-- Task to carry out --
Repeat the entire listing exactly as written.

-- Records to process --
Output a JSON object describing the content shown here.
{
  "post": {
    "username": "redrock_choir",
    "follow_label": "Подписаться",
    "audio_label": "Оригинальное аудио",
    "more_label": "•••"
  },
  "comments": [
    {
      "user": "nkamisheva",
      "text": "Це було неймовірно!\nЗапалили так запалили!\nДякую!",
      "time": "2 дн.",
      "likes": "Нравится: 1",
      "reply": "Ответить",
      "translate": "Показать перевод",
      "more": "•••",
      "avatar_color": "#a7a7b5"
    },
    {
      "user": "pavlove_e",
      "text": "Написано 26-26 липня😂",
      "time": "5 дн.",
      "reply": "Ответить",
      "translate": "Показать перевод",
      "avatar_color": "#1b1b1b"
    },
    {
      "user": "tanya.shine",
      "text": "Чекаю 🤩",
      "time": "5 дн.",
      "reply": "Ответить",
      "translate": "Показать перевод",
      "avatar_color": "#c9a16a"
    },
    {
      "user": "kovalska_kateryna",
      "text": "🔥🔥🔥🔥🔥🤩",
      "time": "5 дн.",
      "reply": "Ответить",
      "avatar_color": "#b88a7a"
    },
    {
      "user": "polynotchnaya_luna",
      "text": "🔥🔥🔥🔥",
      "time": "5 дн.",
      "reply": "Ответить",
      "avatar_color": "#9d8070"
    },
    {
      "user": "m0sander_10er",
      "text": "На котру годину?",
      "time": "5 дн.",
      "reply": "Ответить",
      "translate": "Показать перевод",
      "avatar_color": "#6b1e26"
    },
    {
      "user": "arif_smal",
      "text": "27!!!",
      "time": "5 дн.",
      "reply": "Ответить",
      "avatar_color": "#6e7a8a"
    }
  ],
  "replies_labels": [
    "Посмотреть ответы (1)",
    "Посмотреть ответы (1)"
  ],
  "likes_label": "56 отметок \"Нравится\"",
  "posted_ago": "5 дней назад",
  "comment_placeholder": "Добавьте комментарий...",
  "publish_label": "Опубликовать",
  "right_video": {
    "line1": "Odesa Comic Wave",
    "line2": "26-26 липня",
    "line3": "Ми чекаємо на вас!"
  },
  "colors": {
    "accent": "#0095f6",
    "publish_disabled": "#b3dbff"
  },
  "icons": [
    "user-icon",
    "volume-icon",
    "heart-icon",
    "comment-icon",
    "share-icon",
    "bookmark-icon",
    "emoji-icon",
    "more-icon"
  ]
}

-- Written answer --
Output a JSON object describing the content shown here.
{
  "post": {
    "username": "redrock_choir",
    "follow_label": "Подписаться",
    "audio_label": "Оригинальное аудио",
    "more_label": "•••"
  },
  "comments": [
    {
      "user": "nkamisheva",
      "text": "Це було неймовірно!\nЗапалили так запалили!\nДякую!",
      "time": "2 дн.",
      "likes": "Нравится: 1",
      "reply": "Ответить",
      "translate": "Показать перевод",
      "more": "•••",
      "avatar_color": "#a7a7b5"
    },
    {
      "user": "pavlove_e",
      "text": "Написано 26-26 липня😂",
      "time": "5 дн.",
      "reply": "Ответить",
      "translate": "Показать перевод",
      "avatar_color": "#1b1b1b"
    },
    {
      "user": "tanya.shine",
      "text": "Чекаю 🤩",
      "time": "5 дн.",
      "reply": "Ответить",
      "translate": "Показать перевод",
      "avatar_color": "#c9a16a"
    },
    {
      "user": "kovalska_kateryna",
      "text": "🔥🔥🔥🔥🔥🤩",
      "time": "5 дн.",
      "reply": "Ответить",
      "avatar_color": "#b88a7a"
    },
    {
      "user": "polynotchnaya_luna",
      "text": "🔥🔥🔥🔥",
      "time": "5 дн.",
      "reply": "Ответить",
      "avatar_color": "#9d8070"
    },
    {
      "user": "m0sander_10er",
      "text": "На котру годину?",
      "time": "5 дн.",
      "reply": "Ответить",
      "translate": "Показать перевод",
      "avatar_color": "#6b1e26"
    },
    {
      "user": "arif_smal",
      "text": "27!!!",
      "time": "5 дн.",
      "reply": "Ответить",
      "avatar_color": "#6e7a8a"
    }
  ],
  "replies_labels": [
    "Посмотреть ответы (1)",
    "Посмотреть ответы (1)"
  ],
  "likes_label": "56 отметок \"Нравится\"",
  "posted_ago": "5 дней назад",
  "comment_placeholder": "Добавьте комментарий...",
  "publish_label": "Опубликовать",
  "right_video": {
    "line1": "Odesa Comic Wave",
    "line2": "26-26 липня",
    "line3": "Ми чекаємо на вас!"
  },
  "colors": {
    "accent": "#0095f6",
    "publish_disabled": "#b3dbff"
  },
  "icons": [
    "user-icon",
    "volume-icon",
    "heart-icon",
    "comment-icon",
    "share-icon",
    "bookmark-icon",
    "emoji-icon",
    "more-icon"
  ]
}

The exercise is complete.